*** INFORMATION SHOWN ***

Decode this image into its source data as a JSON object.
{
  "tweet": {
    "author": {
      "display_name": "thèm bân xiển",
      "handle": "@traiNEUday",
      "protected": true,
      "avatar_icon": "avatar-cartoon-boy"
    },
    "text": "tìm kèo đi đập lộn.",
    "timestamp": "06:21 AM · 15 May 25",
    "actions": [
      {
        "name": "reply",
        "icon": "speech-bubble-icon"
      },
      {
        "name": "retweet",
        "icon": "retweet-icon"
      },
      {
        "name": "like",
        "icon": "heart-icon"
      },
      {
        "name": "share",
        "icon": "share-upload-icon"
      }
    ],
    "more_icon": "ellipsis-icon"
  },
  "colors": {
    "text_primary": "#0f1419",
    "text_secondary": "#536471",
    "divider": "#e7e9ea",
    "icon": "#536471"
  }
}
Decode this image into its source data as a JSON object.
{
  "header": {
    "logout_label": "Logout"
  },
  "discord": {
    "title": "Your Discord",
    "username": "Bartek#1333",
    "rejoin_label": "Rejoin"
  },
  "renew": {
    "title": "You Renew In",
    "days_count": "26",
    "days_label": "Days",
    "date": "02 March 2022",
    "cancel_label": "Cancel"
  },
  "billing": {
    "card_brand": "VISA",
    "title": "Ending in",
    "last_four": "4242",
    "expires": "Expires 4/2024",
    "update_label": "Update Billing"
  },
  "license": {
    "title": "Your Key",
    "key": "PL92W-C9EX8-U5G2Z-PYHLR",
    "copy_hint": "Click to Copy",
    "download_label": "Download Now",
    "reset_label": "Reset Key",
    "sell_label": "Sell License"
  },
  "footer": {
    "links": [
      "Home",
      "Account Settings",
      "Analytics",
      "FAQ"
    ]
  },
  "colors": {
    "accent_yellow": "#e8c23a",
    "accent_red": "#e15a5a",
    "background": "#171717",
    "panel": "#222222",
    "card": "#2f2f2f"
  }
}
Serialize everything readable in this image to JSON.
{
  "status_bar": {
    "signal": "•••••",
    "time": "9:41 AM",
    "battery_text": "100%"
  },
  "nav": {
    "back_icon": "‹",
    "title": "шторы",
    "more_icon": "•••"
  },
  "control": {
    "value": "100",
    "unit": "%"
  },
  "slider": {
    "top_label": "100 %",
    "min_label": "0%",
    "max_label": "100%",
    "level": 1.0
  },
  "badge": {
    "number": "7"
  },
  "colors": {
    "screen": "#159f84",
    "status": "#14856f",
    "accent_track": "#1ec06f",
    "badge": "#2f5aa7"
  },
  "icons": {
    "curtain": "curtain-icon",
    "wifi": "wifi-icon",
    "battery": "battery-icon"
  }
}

***

▶ [DIRECTION]: Pull every line containing the word "title" out of the material and copy it.

▶ [CORRECT OUTPUT]:
    "title": "Your Discord",
    "title": "You Renew In",
    "title": "Ending in",
    "title": "Your Key",
    "title": "шторы",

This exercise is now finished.